- **Objective**
Reproduce each of the records below verbatim, keeping every line, character and space unchanged.
-- START OF Available records --
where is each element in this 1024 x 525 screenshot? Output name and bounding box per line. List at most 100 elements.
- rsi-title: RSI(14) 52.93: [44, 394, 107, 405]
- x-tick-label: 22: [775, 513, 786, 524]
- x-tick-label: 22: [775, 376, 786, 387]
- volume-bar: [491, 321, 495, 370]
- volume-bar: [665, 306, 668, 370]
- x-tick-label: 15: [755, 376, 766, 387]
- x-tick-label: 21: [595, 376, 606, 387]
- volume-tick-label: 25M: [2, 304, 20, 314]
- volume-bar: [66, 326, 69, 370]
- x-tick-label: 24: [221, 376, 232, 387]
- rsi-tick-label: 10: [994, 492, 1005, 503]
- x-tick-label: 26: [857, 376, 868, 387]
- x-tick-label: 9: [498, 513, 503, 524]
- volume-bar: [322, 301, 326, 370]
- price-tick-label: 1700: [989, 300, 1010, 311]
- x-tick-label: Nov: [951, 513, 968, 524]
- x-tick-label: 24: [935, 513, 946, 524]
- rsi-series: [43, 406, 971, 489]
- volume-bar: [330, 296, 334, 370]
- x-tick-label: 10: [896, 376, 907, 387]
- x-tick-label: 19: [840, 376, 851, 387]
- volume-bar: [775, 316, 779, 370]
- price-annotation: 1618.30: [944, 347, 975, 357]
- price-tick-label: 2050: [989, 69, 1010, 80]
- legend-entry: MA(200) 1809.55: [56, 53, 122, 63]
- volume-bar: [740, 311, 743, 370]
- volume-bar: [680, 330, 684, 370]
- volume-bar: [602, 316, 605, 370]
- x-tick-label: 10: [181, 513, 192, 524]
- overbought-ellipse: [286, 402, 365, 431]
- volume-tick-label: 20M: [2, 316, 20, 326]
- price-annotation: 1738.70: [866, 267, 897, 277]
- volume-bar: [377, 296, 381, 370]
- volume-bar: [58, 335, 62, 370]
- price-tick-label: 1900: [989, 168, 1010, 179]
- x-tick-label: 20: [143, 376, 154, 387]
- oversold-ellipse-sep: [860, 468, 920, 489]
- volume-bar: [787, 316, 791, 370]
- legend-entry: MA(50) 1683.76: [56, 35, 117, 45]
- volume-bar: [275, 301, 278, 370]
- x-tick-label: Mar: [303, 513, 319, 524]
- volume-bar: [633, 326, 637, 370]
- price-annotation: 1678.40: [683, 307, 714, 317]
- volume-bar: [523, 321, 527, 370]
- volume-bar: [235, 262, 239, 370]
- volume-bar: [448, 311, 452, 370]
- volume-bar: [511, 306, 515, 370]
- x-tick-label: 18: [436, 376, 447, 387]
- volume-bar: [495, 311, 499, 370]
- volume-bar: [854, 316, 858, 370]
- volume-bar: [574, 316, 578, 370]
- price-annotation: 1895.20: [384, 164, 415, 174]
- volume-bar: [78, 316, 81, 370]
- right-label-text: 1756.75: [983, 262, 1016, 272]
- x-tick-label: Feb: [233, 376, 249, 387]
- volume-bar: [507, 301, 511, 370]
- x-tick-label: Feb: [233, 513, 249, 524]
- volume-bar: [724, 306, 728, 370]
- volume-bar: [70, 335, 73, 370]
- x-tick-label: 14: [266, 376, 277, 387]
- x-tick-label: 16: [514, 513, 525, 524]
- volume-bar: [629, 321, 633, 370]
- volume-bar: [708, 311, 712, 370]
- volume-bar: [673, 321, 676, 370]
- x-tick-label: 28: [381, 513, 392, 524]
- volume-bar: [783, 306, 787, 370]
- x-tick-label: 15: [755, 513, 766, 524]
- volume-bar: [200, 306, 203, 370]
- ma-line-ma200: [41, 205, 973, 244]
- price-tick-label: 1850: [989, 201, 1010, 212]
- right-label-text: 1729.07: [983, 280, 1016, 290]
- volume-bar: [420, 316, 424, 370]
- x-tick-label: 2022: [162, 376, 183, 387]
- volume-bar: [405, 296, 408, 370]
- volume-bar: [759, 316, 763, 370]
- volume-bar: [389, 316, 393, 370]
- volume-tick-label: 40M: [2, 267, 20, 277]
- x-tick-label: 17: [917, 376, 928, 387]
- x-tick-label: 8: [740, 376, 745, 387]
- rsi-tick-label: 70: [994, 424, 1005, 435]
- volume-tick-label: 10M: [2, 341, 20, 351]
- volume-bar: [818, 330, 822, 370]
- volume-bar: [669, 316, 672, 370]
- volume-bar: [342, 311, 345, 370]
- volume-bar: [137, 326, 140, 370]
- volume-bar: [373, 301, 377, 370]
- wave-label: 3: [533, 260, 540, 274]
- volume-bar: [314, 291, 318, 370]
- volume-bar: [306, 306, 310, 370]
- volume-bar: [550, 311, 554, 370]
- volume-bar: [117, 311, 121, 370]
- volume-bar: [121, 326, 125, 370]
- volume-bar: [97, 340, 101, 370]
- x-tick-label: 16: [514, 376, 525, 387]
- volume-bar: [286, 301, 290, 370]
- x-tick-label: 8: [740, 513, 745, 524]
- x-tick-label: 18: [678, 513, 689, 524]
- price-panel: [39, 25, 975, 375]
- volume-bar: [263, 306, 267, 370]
-- END OF Available records --
- **Written solution**
where is each element in this 1024 x 525 screenshot? Output name and bounding box per line. List at most 100 elements.
- rsi-title: RSI(14) 52.93: [44, 394, 107, 405]
- x-tick-label: 22: [775, 513, 786, 524]
- x-tick-label: 22: [775, 376, 786, 387]
- volume-bar: [491, 321, 495, 370]
- volume-bar: [665, 306, 668, 370]
- x-tick-label: 15: [755, 376, 766, 387]
- x-tick-label: 21: [595, 376, 606, 387]
- volume-tick-label: 25M: [2, 304, 20, 314]
- volume-bar: [66, 326, 69, 370]
- x-tick-label: 24: [221, 376, 232, 387]
- rsi-tick-label: 10: [994, 492, 1005, 503]
- x-tick-label: 26: [857, 376, 868, 387]
- x-tick-label: 9: [498, 513, 503, 524]
- volume-bar: [322, 301, 326, 370]
- price-tick-label: 1700: [989, 300, 1010, 311]
- x-tick-label: Nov: [951, 513, 968, 524]
- x-tick-label: 24: [935, 513, 946, 524]
- rsi-series: [43, 406, 971, 489]
- volume-bar: [330, 296, 334, 370]
- x-tick-label: 10: [896, 376, 907, 387]
- x-tick-label: 19: [840, 376, 851, 387]
- volume-bar: [775, 316, 779, 370]
- price-annotation: 1618.30: [944, 347, 975, 357]
- price-tick-label: 2050: [989, 69, 1010, 80]
- legend-entry: MA(200) 1809.55: [56, 53, 122, 63]
- volume-bar: [740, 311, 743, 370]
- volume-bar: [680, 330, 684, 370]
- volume-bar: [602, 316, 605, 370]
- x-tick-label: 10: [181, 513, 192, 524]
- overbought-ellipse: [286, 402, 365, 431]
- volume-tick-label: 20M: [2, 316, 20, 326]
- price-annotation: 1738.70: [866, 267, 897, 277]
- volume-bar: [377, 296, 381, 370]
- volume-bar: [58, 335, 62, 370]
- price-tick-label: 1900: [989, 168, 1010, 179]
- x-tick-label: 20: [143, 376, 154, 387]
- oversold-ellipse-sep: [860, 468, 920, 489]
- volume-bar: [787, 316, 791, 370]
- legend-entry: MA(50) 1683.76: [56, 35, 117, 45]
- volume-bar: [275, 301, 278, 370]
- x-tick-label: Mar: [303, 513, 319, 524]
- volume-bar: [633, 326, 637, 370]
- price-annotation: 1678.40: [683, 307, 714, 317]
- volume-bar: [523, 321, 527, 370]
- volume-bar: [235, 262, 239, 370]
- volume-bar: [448, 311, 452, 370]
- volume-bar: [511, 306, 515, 370]
- x-tick-label: 18: [436, 376, 447, 387]
- volume-bar: [495, 311, 499, 370]
- volume-bar: [854, 316, 858, 370]
- volume-bar: [574, 316, 578, 370]
- price-annotation: 1895.20: [384, 164, 415, 174]
- volume-bar: [78, 316, 81, 370]
- right-label-text: 1756.75: [983, 262, 1016, 272]
- x-tick-label: Feb: [233, 376, 249, 387]
- volume-bar: [507, 301, 511, 370]
- x-tick-label: Feb: [233, 513, 249, 524]
- volume-bar: [724, 306, 728, 370]
- volume-bar: [70, 335, 73, 370]
- x-tick-label: 14: [266, 376, 277, 387]
- x-tick-label: 16: [514, 513, 525, 524]
- volume-bar: [629, 321, 633, 370]
- volume-bar: [708, 311, 712, 370]
- volume-bar: [673, 321, 676, 370]
- x-tick-label: 28: [381, 513, 392, 524]
- volume-bar: [783, 306, 787, 370]
- x-tick-label: 15: [755, 513, 766, 524]
- volume-bar: [200, 306, 203, 370]
- ma-line-ma200: [41, 205, 973, 244]
- price-tick-label: 1850: [989, 201, 1010, 212]
- right-label-text: 1729.07: [983, 280, 1016, 290]
- volume-bar: [420, 316, 424, 370]
- x-tick-label: 2022: [162, 376, 183, 387]
- volume-bar: [405, 296, 408, 370]
- volume-bar: [759, 316, 763, 370]
- volume-bar: [389, 316, 393, 370]
- volume-tick-label: 40M: [2, 267, 20, 277]
- x-tick-label: 17: [917, 376, 928, 387]
- x-tick-label: 8: [740, 376, 745, 387]
- rsi-tick-label: 70: [994, 424, 1005, 435]
- volume-tick-label: 10M: [2, 341, 20, 351]
- volume-bar: [818, 330, 822, 370]
- volume-bar: [669, 316, 672, 370]
- volume-bar: [342, 311, 345, 370]
- volume-bar: [137, 326, 140, 370]
- volume-bar: [373, 301, 377, 370]
- wave-label: 3: [533, 260, 540, 274]
- volume-bar: [314, 291, 318, 370]
- volume-bar: [306, 306, 310, 370]
- volume-bar: [550, 311, 554, 370]
- volume-bar: [117, 311, 121, 370]
- volume-bar: [121, 326, 125, 370]
- volume-bar: [97, 340, 101, 370]
- x-tick-label: 16: [514, 376, 525, 387]
- volume-bar: [286, 301, 290, 370]
- x-tick-label: 8: [740, 513, 745, 524]
- x-tick-label: 18: [678, 513, 689, 524]
- price-panel: [39, 25, 975, 375]
- volume-bar: [263, 306, 267, 370]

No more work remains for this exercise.